■ **Given problem**
The records that follow need to be output exactly as they are.

Data items
>>>>
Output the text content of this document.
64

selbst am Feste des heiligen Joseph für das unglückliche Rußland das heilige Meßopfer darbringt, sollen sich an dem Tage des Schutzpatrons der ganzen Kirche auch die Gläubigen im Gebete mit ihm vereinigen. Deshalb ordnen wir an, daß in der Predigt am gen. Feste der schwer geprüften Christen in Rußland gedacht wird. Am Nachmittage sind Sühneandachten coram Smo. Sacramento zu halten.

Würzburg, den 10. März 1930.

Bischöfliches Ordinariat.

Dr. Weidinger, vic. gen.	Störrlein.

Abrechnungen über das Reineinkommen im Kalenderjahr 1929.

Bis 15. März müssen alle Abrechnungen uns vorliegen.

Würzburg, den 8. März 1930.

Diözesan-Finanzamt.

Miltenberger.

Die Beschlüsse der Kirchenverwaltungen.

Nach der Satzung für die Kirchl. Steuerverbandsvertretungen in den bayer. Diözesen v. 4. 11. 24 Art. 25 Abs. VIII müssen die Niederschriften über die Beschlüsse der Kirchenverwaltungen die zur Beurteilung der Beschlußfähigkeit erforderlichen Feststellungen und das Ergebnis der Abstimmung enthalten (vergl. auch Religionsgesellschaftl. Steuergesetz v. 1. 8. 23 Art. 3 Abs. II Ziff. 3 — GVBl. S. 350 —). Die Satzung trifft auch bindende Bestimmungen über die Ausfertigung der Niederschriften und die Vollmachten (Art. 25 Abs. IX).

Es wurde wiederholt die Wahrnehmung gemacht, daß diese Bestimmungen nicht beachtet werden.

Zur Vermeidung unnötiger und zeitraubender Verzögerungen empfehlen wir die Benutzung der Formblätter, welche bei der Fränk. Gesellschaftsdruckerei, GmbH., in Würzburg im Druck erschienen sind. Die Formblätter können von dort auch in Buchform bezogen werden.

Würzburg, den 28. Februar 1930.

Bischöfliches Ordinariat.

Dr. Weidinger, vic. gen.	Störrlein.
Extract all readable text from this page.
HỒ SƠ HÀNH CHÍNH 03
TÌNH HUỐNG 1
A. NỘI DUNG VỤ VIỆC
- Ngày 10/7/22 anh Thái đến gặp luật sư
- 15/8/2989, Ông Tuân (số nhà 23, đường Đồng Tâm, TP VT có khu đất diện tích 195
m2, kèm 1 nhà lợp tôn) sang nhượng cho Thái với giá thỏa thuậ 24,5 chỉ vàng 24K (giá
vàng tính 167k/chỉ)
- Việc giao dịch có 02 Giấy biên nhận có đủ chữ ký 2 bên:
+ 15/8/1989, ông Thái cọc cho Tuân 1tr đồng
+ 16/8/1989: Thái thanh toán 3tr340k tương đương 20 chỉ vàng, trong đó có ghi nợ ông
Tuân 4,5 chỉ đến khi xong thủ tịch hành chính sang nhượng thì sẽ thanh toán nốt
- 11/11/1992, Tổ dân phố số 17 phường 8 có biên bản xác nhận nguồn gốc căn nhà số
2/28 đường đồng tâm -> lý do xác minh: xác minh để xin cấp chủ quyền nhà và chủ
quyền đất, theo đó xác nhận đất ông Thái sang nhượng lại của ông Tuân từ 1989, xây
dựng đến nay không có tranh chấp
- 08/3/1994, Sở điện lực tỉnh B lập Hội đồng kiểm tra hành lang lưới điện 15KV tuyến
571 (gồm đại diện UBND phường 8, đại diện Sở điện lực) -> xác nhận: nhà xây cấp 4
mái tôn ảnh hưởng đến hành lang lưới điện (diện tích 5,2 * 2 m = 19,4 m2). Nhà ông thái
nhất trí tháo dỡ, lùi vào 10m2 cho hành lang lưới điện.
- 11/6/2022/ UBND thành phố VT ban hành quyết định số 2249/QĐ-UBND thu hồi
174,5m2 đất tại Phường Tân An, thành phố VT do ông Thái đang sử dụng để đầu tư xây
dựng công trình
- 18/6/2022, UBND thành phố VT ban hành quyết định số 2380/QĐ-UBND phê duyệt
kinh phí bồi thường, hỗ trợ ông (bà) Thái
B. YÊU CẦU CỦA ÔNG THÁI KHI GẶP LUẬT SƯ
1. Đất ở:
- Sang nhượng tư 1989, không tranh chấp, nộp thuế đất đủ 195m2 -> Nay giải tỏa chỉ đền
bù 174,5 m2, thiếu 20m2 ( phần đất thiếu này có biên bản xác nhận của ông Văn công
<<<<
■ **Solution below**
Output the text content of this document.
64

selbst am Feste des heiligen Joseph für das unglückliche Rußland das heilige Meßopfer darbringt, sollen sich an dem Tage des Schutzpatrons der ganzen Kirche auch die Gläubigen im Gebete mit ihm vereinigen. Deshalb ordnen wir an, daß in der Predigt am gen. Feste der schwer geprüften Christen in Rußland gedacht wird. Am Nachmittage sind Sühneandachten coram Smo. Sacramento zu halten.

Würzburg, den 10. März 1930.

Bischöfliches Ordinariat.

Dr. Weidinger, vic. gen.	Störrlein.

Abrechnungen über das Reineinkommen im Kalenderjahr 1929.

Bis 15. März müssen alle Abrechnungen uns vorliegen.

Würzburg, den 8. März 1930.

Diözesan-Finanzamt.

Miltenberger.

Die Beschlüsse der Kirchenverwaltungen.

Nach der Satzung für die Kirchl. Steuerverbandsvertretungen in den bayer. Diözesen v. 4. 11. 24 Art. 25 Abs. VIII müssen die Niederschriften über die Beschlüsse der Kirchenverwaltungen die zur Beurteilung der Beschlußfähigkeit erforderlichen Feststellungen und das Ergebnis der Abstimmung enthalten (vergl. auch Religionsgesellschaftl. Steuergesetz v. 1. 8. 23 Art. 3 Abs. II Ziff. 3 — GVBl. S. 350 —). Die Satzung trifft auch bindende Bestimmungen über die Ausfertigung der Niederschriften und die Vollmachten (Art. 25 Abs. IX).

Es wurde wiederholt die Wahrnehmung gemacht, daß diese Bestimmungen nicht beachtet werden.

Zur Vermeidung unnötiger und zeitraubender Verzögerungen empfehlen wir die Benutzung der Formblätter, welche bei der Fränk. Gesellschaftsdruckerei, GmbH., in Würzburg im Druck erschienen sind. Die Formblätter können von dort auch in Buchform bezogen werden.

Würzburg, den 28. Februar 1930.

Bischöfliches Ordinariat.

Dr. Weidinger, vic. gen.	Störrlein.
Extract all readable text from this page.
HỒ SƠ HÀNH CHÍNH 03
TÌNH HUỐNG 1
A. NỘI DUNG VỤ VIỆC
- Ngày 10/7/22 anh Thái đến gặp luật sư
- 15/8/2989, Ông Tuân (số nhà 23, đường Đồng Tâm, TP VT có khu đất diện tích 195
m2, kèm 1 nhà lợp tôn) sang nhượng cho Thái với giá thỏa thuậ 24,5 chỉ vàng 24K (giá
vàng tính 167k/chỉ)
- Việc giao dịch có 02 Giấy biên nhận có đủ chữ ký 2 bên:
+ 15/8/1989, ông Thái cọc cho Tuân 1tr đồng
+ 16/8/1989: Thái thanh toán 3tr340k tương đương 20 chỉ vàng, trong đó có ghi nợ ông
Tuân 4,5 chỉ đến khi xong thủ tịch hành chính sang nhượng thì sẽ thanh toán nốt
- 11/11/1992, Tổ dân phố số 17 phường 8 có biên bản xác nhận nguồn gốc căn nhà số
2/28 đường đồng tâm -> lý do xác minh: xác minh để xin cấp chủ quyền nhà và chủ
quyền đất, theo đó xác nhận đất ông Thái sang nhượng lại của ông Tuân từ 1989, xây
dựng đến nay không có tranh chấp
- 08/3/1994, Sở điện lực tỉnh B lập Hội đồng kiểm tra hành lang lưới điện 15KV tuyến
571 (gồm đại diện UBND phường 8, đại diện Sở điện lực) -> xác nhận: nhà xây cấp 4
mái tôn ảnh hưởng đến hành lang lưới điện (diện tích 5,2 * 2 m = 19,4 m2). Nhà ông thái
nhất trí tháo dỡ, lùi vào 10m2 cho hành lang lưới điện.
- 11/6/2022/ UBND thành phố VT ban hành quyết định số 2249/QĐ-UBND thu hồi
174,5m2 đất tại Phường Tân An, thành phố VT do ông Thái đang sử dụng để đầu tư xây
dựng công trình
- 18/6/2022, UBND thành phố VT ban hành quyết định số 2380/QĐ-UBND phê duyệt
kinh phí bồi thường, hỗ trợ ông (bà) Thái
B. YÊU CẦU CỦA ÔNG THÁI KHI GẶP LUẬT SƯ
1. Đất ở:
- Sang nhượng tư 1989, không tranh chấp, nộp thuế đất đủ 195m2 -> Nay giải tỏa chỉ đền
bù 174,5 m2, thiếu 20m2 ( phần đất thiếu này có biên bản xác nhận của ông Văn công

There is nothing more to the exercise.